- _Description of the task_
Copy out every line of the records where the string "Collected" occurs.

- _Data excerpts_
· · · ·

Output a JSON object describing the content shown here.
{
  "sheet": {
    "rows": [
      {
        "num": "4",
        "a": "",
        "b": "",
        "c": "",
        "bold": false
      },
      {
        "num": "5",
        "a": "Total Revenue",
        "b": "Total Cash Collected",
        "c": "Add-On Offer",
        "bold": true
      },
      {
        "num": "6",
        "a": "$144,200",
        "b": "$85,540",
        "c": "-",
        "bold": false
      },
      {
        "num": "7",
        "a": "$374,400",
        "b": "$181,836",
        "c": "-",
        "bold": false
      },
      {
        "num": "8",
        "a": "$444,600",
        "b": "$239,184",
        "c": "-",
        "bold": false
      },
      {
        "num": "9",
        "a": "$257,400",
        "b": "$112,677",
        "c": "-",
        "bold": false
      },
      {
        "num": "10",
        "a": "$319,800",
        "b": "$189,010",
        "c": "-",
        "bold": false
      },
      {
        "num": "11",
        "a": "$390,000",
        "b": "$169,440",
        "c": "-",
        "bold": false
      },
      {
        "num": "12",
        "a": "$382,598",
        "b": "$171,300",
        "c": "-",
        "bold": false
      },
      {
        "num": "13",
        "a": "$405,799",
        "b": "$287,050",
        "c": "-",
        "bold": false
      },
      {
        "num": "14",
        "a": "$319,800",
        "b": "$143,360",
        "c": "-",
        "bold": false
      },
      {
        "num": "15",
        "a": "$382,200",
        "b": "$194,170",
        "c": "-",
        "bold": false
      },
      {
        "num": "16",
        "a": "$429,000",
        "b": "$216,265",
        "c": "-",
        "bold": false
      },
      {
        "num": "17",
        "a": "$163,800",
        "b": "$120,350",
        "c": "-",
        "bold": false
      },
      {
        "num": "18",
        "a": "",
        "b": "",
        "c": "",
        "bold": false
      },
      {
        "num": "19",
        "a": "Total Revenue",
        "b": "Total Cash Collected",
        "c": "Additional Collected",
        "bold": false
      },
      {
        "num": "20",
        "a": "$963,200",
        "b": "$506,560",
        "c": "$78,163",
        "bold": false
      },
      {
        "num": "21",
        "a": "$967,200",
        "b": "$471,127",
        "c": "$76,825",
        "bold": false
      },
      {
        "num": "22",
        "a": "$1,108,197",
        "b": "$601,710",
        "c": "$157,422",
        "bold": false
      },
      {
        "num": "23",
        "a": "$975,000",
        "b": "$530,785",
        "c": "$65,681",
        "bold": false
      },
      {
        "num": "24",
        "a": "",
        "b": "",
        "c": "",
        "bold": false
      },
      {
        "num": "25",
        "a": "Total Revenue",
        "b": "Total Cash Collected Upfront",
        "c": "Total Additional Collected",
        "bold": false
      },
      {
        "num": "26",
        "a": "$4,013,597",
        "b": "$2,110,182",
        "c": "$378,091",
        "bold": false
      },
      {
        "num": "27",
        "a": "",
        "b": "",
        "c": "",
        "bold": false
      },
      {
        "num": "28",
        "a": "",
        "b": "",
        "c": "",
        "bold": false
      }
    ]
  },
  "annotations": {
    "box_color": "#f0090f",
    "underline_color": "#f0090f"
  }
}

· · · ·

- _Problem solution_
        "b": "Total Cash Collected",
        "b": "Total Cash Collected",
        "c": "Additional Collected",
        "b": "Total Cash Collected Upfront",
        "c": "Total Additional Collected",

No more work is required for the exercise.